- MATERIAL FOR THIS EXERCISE:

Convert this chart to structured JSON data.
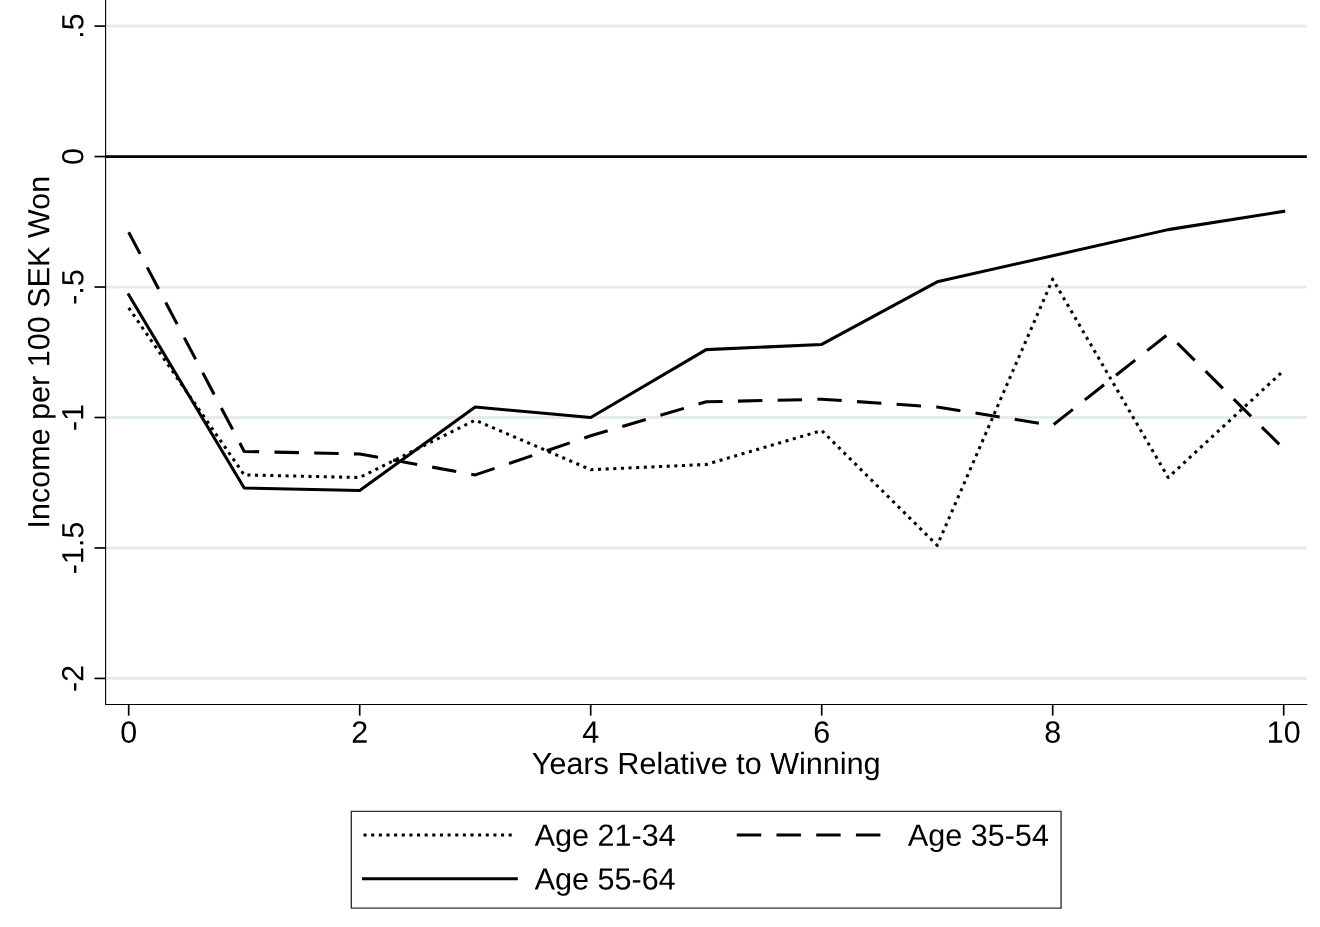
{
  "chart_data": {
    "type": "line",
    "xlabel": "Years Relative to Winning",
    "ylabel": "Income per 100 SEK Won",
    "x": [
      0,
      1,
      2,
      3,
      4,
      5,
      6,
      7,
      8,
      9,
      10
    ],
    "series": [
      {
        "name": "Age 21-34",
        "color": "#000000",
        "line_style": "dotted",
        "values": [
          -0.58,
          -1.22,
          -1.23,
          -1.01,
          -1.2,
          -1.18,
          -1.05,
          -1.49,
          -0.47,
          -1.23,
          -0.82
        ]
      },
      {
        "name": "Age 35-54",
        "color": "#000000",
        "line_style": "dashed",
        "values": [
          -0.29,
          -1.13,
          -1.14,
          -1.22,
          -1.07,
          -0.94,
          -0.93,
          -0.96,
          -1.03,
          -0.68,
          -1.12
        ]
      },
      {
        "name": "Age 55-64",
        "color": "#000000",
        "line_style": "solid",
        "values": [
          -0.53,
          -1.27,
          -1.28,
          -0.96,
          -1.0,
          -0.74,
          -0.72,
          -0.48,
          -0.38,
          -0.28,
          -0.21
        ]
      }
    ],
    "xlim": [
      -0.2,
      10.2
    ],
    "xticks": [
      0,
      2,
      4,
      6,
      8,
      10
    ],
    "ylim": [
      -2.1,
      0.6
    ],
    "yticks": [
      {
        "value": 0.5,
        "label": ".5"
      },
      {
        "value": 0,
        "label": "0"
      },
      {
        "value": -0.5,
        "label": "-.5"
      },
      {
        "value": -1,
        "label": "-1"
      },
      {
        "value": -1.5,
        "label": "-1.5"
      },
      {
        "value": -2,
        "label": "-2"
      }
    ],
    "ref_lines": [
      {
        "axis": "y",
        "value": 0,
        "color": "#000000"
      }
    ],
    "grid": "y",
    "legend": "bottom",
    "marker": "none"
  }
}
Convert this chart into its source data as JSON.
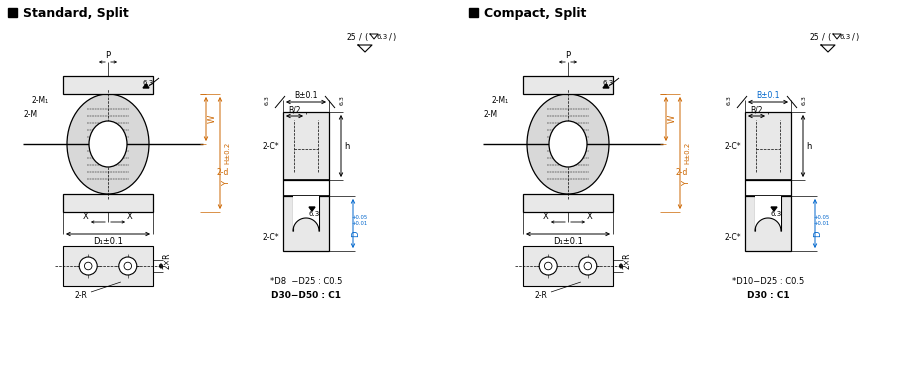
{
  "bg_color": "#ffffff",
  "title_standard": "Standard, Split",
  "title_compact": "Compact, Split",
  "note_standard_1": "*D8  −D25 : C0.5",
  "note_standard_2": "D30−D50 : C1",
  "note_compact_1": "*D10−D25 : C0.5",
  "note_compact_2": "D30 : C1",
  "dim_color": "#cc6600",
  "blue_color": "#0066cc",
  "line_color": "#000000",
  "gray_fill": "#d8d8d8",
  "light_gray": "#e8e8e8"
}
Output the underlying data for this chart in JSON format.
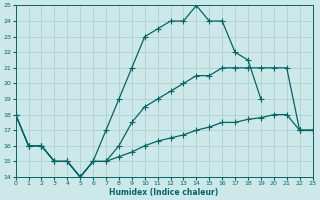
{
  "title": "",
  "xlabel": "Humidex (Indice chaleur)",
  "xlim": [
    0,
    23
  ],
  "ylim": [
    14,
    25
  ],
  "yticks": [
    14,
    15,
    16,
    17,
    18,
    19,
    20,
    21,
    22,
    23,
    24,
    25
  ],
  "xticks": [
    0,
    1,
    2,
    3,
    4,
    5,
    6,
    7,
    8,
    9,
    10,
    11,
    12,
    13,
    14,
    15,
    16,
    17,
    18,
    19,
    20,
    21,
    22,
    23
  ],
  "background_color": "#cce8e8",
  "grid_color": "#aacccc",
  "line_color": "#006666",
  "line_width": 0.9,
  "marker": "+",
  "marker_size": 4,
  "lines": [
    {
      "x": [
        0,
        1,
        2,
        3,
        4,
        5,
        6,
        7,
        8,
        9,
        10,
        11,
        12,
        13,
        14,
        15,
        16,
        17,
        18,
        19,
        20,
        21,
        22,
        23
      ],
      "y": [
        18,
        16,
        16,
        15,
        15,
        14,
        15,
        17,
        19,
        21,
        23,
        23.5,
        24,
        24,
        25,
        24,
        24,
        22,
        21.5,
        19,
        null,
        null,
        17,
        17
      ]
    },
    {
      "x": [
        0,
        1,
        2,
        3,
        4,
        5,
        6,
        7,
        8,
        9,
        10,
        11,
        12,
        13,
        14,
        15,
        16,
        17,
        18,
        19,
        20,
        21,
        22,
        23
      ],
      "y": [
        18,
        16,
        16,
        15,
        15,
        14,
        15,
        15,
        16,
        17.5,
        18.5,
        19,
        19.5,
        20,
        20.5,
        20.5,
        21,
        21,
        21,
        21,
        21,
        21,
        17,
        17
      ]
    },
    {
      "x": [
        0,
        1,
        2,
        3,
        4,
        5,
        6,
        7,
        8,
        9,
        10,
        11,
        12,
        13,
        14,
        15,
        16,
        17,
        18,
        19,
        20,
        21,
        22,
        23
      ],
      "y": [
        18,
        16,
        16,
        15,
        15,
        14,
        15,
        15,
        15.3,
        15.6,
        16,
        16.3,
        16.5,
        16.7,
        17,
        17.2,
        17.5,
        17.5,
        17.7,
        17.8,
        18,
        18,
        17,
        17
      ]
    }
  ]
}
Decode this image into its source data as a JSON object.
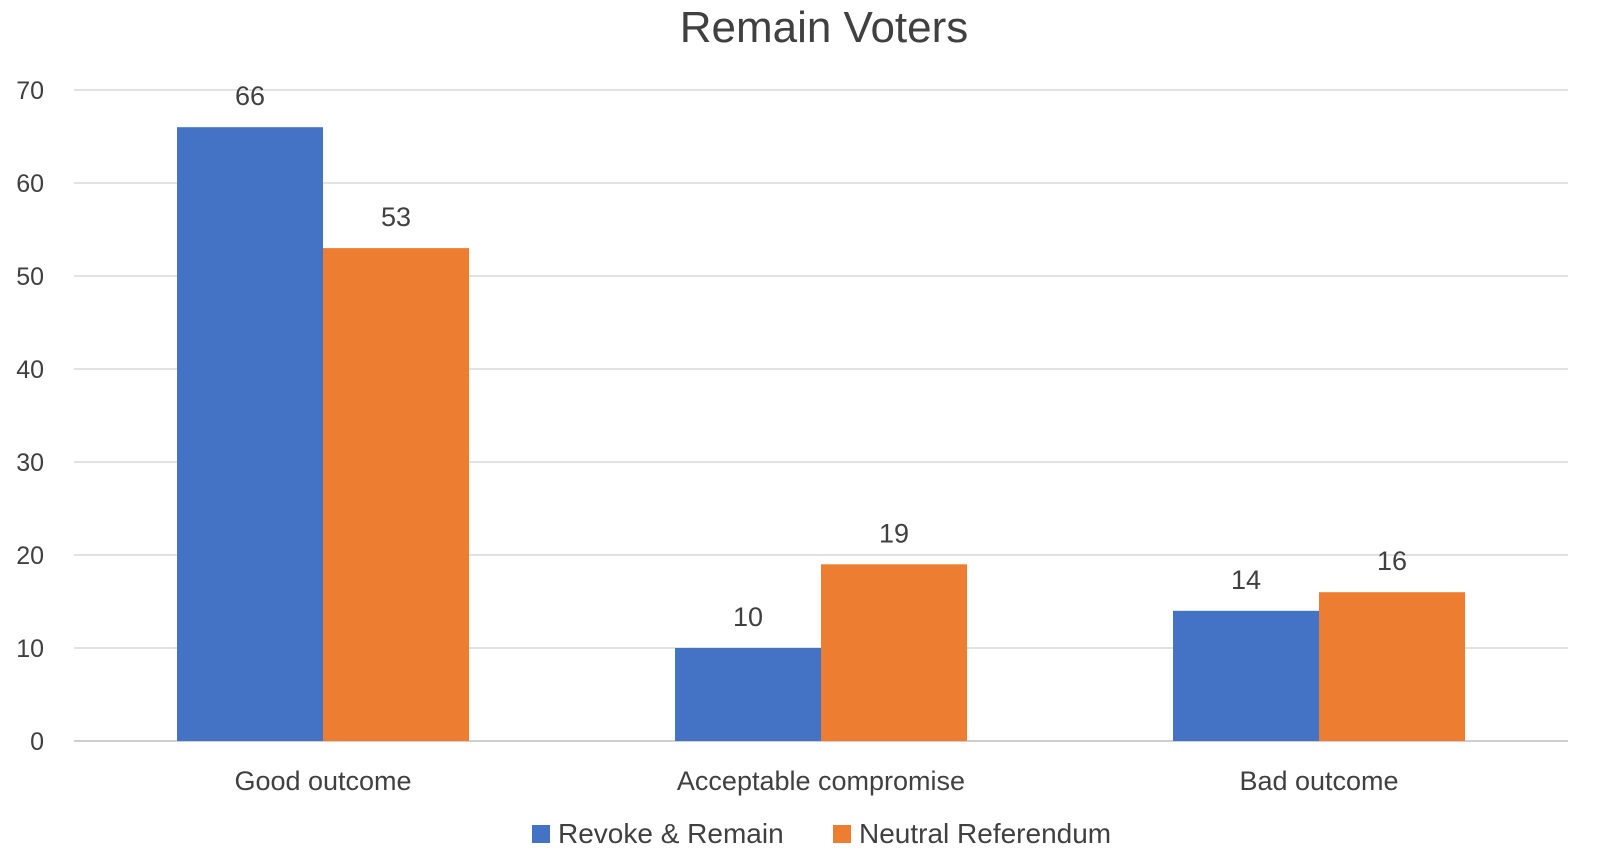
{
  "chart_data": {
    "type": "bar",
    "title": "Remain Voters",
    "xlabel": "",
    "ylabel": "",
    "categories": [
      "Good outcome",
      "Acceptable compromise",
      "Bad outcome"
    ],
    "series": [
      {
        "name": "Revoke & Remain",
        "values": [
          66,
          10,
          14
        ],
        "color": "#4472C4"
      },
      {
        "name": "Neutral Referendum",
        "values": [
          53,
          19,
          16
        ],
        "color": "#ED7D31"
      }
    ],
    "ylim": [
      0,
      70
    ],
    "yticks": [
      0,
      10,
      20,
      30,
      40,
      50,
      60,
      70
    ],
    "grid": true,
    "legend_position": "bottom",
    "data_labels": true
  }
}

- INSTRUCTION:
Copy the records above exactly, leaving out every picture.

- TASK RESPONSE:
Convert this chart to structured JSON data.
{
  "chart_data": {
    "type": "line",
    "xlabel": "Years Relative to Winning",
    "ylabel": "Income per 100 SEK Won",
    "x": [
      0,
      1,
      2,
      3,
      4,
      5,
      6,
      7,
      8,
      9,
      10
    ],
    "series": [
      {
        "name": "Age 21-34",
        "color": "#000000",
        "line_style": "dotted",
        "values": [
          -0.58,
          -1.22,
          -1.23,
          -1.01,
          -1.2,
          -1.18,
          -1.05,
          -1.49,
          -0.47,
          -1.23,
          -0.82
        ]
      },
      {
        "name": "Age 35-54",
        "color": "#000000",
        "line_style": "dashed",
        "values": [
          -0.29,
          -1.13,
          -1.14,
          -1.22,
          -1.07,
          -0.94,
          -0.93,
          -0.96,
          -1.03,
          -0.68,
          -1.12
        ]
      },
      {
        "name": "Age 55-64",
        "color": "#000000",
        "line_style": "solid",
        "values": [
          -0.53,
          -1.27,
          -1.28,
          -0.96,
          -1.0,
          -0.74,
          -0.72,
          -0.48,
          -0.38,
          -0.28,
          -0.21
        ]
      }
    ],
    "xlim": [
      -0.2,
      10.2
    ],
    "xticks": [
      0,
      2,
      4,
      6,
      8,
      10
    ],
    "ylim": [
      -2.1,
      0.6
    ],
    "yticks": [
      {
        "value": 0.5,
        "label": ".5"
      },
      {
        "value": 0,
        "label": "0"
      },
      {
        "value": -0.5,
        "label": "-.5"
      },
      {
        "value": -1,
        "label": "-1"
      },
      {
        "value": -1.5,
        "label": "-1.5"
      },
      {
        "value": -2,
        "label": "-2"
      }
    ],
    "ref_lines": [
      {
        "axis": "y",
        "value": 0,
        "color": "#000000"
      }
    ],
    "grid": "y",
    "legend": "bottom",
    "marker": "none"
  }
}
Convert this chart into its source data as JSON.
{
  "bg_color": "#ffffff",
  "title_standard": "Standard, Split",
  "title_compact": "Compact, Split",
  "note_standard_1": "*D8  −D25 : C0.5",
  "note_standard_2": "D30−D50 : C1",
  "note_compact_1": "*D10−D25 : C0.5",
  "note_compact_2": "D30 : C1",
  "dim_color": "#cc6600",
  "blue_color": "#0066cc",
  "line_color": "#000000",
  "gray_fill": "#d8d8d8",
  "light_gray": "#e8e8e8"
}
Output the underlying data for this chart in JSON format.
{
  "title": "",
  "xlabel": "Humidex (Indice chaleur)",
  "xlim": [
    0,
    23
  ],
  "ylim": [
    14,
    25
  ],
  "yticks": [
    14,
    15,
    16,
    17,
    18,
    19,
    20,
    21,
    22,
    23,
    24,
    25
  ],
  "xticks": [
    0,
    1,
    2,
    3,
    4,
    5,
    6,
    7,
    8,
    9,
    10,
    11,
    12,
    13,
    14,
    15,
    16,
    17,
    18,
    19,
    20,
    21,
    22,
    23
  ],
  "background_color": "#cce8e8",
  "grid_color": "#aacccc",
  "line_color": "#006666",
  "line_width": 0.9,
  "marker": "+",
  "marker_size": 4,
  "lines": [
    {
      "x": [
        0,
        1,
        2,
        3,
        4,
        5,
        6,
        7,
        8,
        9,
        10,
        11,
        12,
        13,
        14,
        15,
        16,
        17,
        18,
        19,
        20,
        21,
        22,
        23
      ],
      "y": [
        18,
        16,
        16,
        15,
        15,
        14,
        15,
        17,
        19,
        21,
        23,
        23.5,
        24,
        24,
        25,
        24,
        24,
        22,
        21.5,
        19,
        null,
        null,
        17,
        17
      ]
    },
    {
      "x": [
        0,
        1,
        2,
        3,
        4,
        5,
        6,
        7,
        8,
        9,
        10,
        11,
        12,
        13,
        14,
        15,
        16,
        17,
        18,
        19,
        20,
        21,
        22,
        23
      ],
      "y": [
        18,
        16,
        16,
        15,
        15,
        14,
        15,
        15,
        16,
        17.5,
        18.5,
        19,
        19.5,
        20,
        20.5,
        20.5,
        21,
        21,
        21,
        21,
        21,
        21,
        17,
        17
      ]
    },
    {
      "x": [
        0,
        1,
        2,
        3,
        4,
        5,
        6,
        7,
        8,
        9,
        10,
        11,
        12,
        13,
        14,
        15,
        16,
        17,
        18,
        19,
        20,
        21,
        22,
        23
      ],
      "y": [
        18,
        16,
        16,
        15,
        15,
        14,
        15,
        15,
        15.3,
        15.6,
        16,
        16.3,
        16.5,
        16.7,
        17,
        17.2,
        17.5,
        17.5,
        17.7,
        17.8,
        18,
        18,
        17,
        17
      ]
    }
  ]
}
Decode this image into its source data as a JSON object.
{
  "chart_data": {
    "type": "bar",
    "title": "Remain Voters",
    "xlabel": "",
    "ylabel": "",
    "categories": [
      "Good outcome",
      "Acceptable compromise",
      "Bad outcome"
    ],
    "series": [
      {
        "name": "Revoke & Remain",
        "values": [
          66,
          10,
          14
        ],
        "color": "#4472C4"
      },
      {
        "name": "Neutral Referendum",
        "values": [
          53,
          19,
          16
        ],
        "color": "#ED7D31"
      }
    ],
    "ylim": [
      0,
      70
    ],
    "yticks": [
      0,
      10,
      20,
      30,
      40,
      50,
      60,
      70
    ],
    "grid": true,
    "legend_position": "bottom",
    "data_labels": true
  }
}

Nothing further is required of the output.